WHAT YOU ARE ASKED TO DO » Produce the listing below again, exactly as shown.

▽

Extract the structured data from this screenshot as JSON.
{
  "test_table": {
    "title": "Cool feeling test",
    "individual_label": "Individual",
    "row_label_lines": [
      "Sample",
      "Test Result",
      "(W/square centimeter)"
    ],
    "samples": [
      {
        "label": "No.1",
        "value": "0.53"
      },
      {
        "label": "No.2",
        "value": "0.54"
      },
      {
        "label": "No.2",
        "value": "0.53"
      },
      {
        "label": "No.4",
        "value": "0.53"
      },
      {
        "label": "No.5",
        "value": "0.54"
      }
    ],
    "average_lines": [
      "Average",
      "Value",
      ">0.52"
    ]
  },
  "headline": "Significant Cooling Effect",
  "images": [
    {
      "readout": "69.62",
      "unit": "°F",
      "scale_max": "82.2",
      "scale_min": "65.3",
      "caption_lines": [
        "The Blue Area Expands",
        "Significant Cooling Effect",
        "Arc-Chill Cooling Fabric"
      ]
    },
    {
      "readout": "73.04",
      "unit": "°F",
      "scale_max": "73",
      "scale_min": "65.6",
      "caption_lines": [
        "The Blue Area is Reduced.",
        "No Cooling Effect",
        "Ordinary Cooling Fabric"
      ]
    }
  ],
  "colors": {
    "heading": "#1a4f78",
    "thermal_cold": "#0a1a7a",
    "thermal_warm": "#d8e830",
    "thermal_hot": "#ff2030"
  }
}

△

TASK OUTPUT »
Extract the structured data from this screenshot as JSON.
{
  "test_table": {
    "title": "Cool feeling test",
    "individual_label": "Individual",
    "row_label_lines": [
      "Sample",
      "Test Result",
      "(W/square centimeter)"
    ],
    "samples": [
      {
        "label": "No.1",
        "value": "0.53"
      },
      {
        "label": "No.2",
        "value": "0.54"
      },
      {
        "label": "No.2",
        "value": "0.53"
      },
      {
        "label": "No.4",
        "value": "0.53"
      },
      {
        "label": "No.5",
        "value": "0.54"
      }
    ],
    "average_lines": [
      "Average",
      "Value",
      ">0.52"
    ]
  },
  "headline": "Significant Cooling Effect",
  "images": [
    {
      "readout": "69.62",
      "unit": "°F",
      "scale_max": "82.2",
      "scale_min": "65.3",
      "caption_lines": [
        "The Blue Area Expands",
        "Significant Cooling Effect",
        "Arc-Chill Cooling Fabric"
      ]
    },
    {
      "readout": "73.04",
      "unit": "°F",
      "scale_max": "73",
      "scale_min": "65.6",
      "caption_lines": [
        "The Blue Area is Reduced.",
        "No Cooling Effect",
        "Ordinary Cooling Fabric"
      ]
    }
  ],
  "colors": {
    "heading": "#1a4f78",
    "thermal_cold": "#0a1a7a",
    "thermal_warm": "#d8e830",
    "thermal_hot": "#ff2030"
  }
}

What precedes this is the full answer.